» **Goal**: Write out all of the data exactly as it appears.

» **Data section**:
####

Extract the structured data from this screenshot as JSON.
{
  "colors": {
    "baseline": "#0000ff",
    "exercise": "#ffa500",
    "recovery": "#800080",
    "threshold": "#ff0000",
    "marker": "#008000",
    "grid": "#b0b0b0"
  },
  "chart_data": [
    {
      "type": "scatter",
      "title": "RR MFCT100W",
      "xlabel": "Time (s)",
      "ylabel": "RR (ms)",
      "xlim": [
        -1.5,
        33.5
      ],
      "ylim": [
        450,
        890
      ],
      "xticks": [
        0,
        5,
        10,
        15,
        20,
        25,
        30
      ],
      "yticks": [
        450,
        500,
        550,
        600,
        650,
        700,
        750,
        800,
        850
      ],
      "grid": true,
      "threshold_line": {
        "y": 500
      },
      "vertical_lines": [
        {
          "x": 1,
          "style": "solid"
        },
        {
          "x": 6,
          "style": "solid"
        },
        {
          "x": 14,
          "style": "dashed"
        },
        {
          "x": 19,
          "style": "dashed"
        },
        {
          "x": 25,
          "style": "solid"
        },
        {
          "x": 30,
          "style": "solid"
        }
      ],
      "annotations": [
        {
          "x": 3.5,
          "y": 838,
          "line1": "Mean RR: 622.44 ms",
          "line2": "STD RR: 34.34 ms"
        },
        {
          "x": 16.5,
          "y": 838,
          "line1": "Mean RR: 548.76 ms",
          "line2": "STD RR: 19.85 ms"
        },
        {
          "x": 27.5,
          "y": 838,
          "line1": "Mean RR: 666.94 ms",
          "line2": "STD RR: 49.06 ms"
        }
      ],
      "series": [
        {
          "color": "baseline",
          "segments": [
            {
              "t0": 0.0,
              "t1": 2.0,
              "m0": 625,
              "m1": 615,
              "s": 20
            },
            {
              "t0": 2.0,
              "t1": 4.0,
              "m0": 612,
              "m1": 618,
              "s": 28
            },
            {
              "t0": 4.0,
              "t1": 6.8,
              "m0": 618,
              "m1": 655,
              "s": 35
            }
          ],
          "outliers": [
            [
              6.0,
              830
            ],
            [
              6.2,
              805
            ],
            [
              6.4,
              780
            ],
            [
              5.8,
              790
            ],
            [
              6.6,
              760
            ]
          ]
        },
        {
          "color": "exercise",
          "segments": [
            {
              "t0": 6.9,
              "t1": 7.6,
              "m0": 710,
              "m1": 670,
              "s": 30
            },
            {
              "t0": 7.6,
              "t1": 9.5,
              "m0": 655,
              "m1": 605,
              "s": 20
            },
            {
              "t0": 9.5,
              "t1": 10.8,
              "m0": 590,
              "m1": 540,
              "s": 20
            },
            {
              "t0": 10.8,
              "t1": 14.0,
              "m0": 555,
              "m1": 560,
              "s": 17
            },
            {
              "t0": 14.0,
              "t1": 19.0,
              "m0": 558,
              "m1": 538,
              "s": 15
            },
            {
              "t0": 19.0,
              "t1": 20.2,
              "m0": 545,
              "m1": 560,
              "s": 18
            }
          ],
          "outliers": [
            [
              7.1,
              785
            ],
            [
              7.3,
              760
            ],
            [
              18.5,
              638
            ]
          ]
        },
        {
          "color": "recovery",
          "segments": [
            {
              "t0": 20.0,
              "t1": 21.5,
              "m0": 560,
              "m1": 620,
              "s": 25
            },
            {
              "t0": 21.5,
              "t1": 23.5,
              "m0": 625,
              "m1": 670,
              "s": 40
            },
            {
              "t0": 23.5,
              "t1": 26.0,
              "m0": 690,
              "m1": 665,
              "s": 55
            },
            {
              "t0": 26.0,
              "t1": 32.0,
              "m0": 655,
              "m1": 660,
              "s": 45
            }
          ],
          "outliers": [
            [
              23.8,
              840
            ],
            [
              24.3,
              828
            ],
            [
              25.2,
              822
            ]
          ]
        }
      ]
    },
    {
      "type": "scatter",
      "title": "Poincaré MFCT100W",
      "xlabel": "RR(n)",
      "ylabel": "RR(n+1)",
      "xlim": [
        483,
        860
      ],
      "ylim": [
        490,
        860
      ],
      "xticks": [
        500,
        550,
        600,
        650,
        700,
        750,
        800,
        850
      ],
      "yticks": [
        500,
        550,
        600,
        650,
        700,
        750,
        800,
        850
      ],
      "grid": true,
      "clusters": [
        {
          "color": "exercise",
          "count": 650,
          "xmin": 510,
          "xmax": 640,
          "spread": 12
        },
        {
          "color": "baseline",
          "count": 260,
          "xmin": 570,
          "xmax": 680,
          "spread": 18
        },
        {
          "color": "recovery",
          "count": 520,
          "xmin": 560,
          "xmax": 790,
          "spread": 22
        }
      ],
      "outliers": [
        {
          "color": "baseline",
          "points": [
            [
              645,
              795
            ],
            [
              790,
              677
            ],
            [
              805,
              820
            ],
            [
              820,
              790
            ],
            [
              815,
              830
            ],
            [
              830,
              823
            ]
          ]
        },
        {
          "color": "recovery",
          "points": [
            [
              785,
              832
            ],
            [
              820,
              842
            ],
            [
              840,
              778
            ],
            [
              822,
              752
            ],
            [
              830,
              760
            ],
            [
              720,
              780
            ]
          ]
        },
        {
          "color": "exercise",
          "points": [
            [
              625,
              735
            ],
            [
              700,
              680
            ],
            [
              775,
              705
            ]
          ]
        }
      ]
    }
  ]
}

####

» **Task solution**:
Extract the structured data from this screenshot as JSON.
{
  "colors": {
    "baseline": "#0000ff",
    "exercise": "#ffa500",
    "recovery": "#800080",
    "threshold": "#ff0000",
    "marker": "#008000",
    "grid": "#b0b0b0"
  },
  "chart_data": [
    {
      "type": "scatter",
      "title": "RR MFCT100W",
      "xlabel": "Time (s)",
      "ylabel": "RR (ms)",
      "xlim": [
        -1.5,
        33.5
      ],
      "ylim": [
        450,
        890
      ],
      "xticks": [
        0,
        5,
        10,
        15,
        20,
        25,
        30
      ],
      "yticks": [
        450,
        500,
        550,
        600,
        650,
        700,
        750,
        800,
        850
      ],
      "grid": true,
      "threshold_line": {
        "y": 500
      },
      "vertical_lines": [
        {
          "x": 1,
          "style": "solid"
        },
        {
          "x": 6,
          "style": "solid"
        },
        {
          "x": 14,
          "style": "dashed"
        },
        {
          "x": 19,
          "style": "dashed"
        },
        {
          "x": 25,
          "style": "solid"
        },
        {
          "x": 30,
          "style": "solid"
        }
      ],
      "annotations": [
        {
          "x": 3.5,
          "y": 838,
          "line1": "Mean RR: 622.44 ms",
          "line2": "STD RR: 34.34 ms"
        },
        {
          "x": 16.5,
          "y": 838,
          "line1": "Mean RR: 548.76 ms",
          "line2": "STD RR: 19.85 ms"
        },
        {
          "x": 27.5,
          "y": 838,
          "line1": "Mean RR: 666.94 ms",
          "line2": "STD RR: 49.06 ms"
        }
      ],
      "series": [
        {
          "color": "baseline",
          "segments": [
            {
              "t0": 0.0,
              "t1": 2.0,
              "m0": 625,
              "m1": 615,
              "s": 20
            },
            {
              "t0": 2.0,
              "t1": 4.0,
              "m0": 612,
              "m1": 618,
              "s": 28
            },
            {
              "t0": 4.0,
              "t1": 6.8,
              "m0": 618,
              "m1": 655,
              "s": 35
            }
          ],
          "outliers": [
            [
              6.0,
              830
            ],
            [
              6.2,
              805
            ],
            [
              6.4,
              780
            ],
            [
              5.8,
              790
            ],
            [
              6.6,
              760
            ]
          ]
        },
        {
          "color": "exercise",
          "segments": [
            {
              "t0": 6.9,
              "t1": 7.6,
              "m0": 710,
              "m1": 670,
              "s": 30
            },
            {
              "t0": 7.6,
              "t1": 9.5,
              "m0": 655,
              "m1": 605,
              "s": 20
            },
            {
              "t0": 9.5,
              "t1": 10.8,
              "m0": 590,
              "m1": 540,
              "s": 20
            },
            {
              "t0": 10.8,
              "t1": 14.0,
              "m0": 555,
              "m1": 560,
              "s": 17
            },
            {
              "t0": 14.0,
              "t1": 19.0,
              "m0": 558,
              "m1": 538,
              "s": 15
            },
            {
              "t0": 19.0,
              "t1": 20.2,
              "m0": 545,
              "m1": 560,
              "s": 18
            }
          ],
          "outliers": [
            [
              7.1,
              785
            ],
            [
              7.3,
              760
            ],
            [
              18.5,
              638
            ]
          ]
        },
        {
          "color": "recovery",
          "segments": [
            {
              "t0": 20.0,
              "t1": 21.5,
              "m0": 560,
              "m1": 620,
              "s": 25
            },
            {
              "t0": 21.5,
              "t1": 23.5,
              "m0": 625,
              "m1": 670,
              "s": 40
            },
            {
              "t0": 23.5,
              "t1": 26.0,
              "m0": 690,
              "m1": 665,
              "s": 55
            },
            {
              "t0": 26.0,
              "t1": 32.0,
              "m0": 655,
              "m1": 660,
              "s": 45
            }
          ],
          "outliers": [
            [
              23.8,
              840
            ],
            [
              24.3,
              828
            ],
            [
              25.2,
              822
            ]
          ]
        }
      ]
    },
    {
      "type": "scatter",
      "title": "Poincaré MFCT100W",
      "xlabel": "RR(n)",
      "ylabel": "RR(n+1)",
      "xlim": [
        483,
        860
      ],
      "ylim": [
        490,
        860
      ],
      "xticks": [
        500,
        550,
        600,
        650,
        700,
        750,
        800,
        850
      ],
      "yticks": [
        500,
        550,
        600,
        650,
        700,
        750,
        800,
        850
      ],
      "grid": true,
      "clusters": [
        {
          "color": "exercise",
          "count": 650,
          "xmin": 510,
          "xmax": 640,
          "spread": 12
        },
        {
          "color": "baseline",
          "count": 260,
          "xmin": 570,
          "xmax": 680,
          "spread": 18
        },
        {
          "color": "recovery",
          "count": 520,
          "xmin": 560,
          "xmax": 790,
          "spread": 22
        }
      ],
      "outliers": [
        {
          "color": "baseline",
          "points": [
            [
              645,
              795
            ],
            [
              790,
              677
            ],
            [
              805,
              820
            ],
            [
              820,
              790
            ],
            [
              815,
              830
            ],
            [
              830,
              823
            ]
          ]
        },
        {
          "color": "recovery",
          "points": [
            [
              785,
              832
            ],
            [
              820,
              842
            ],
            [
              840,
              778
            ],
            [
              822,
              752
            ],
            [
              830,
              760
            ],
            [
              720,
              780
            ]
          ]
        },
        {
          "color": "exercise",
          "points": [
            [
              625,
              735
            ],
            [
              700,
              680
            ],
            [
              775,
              705
            ]
          ]
        }
      ]
    }
  ]
}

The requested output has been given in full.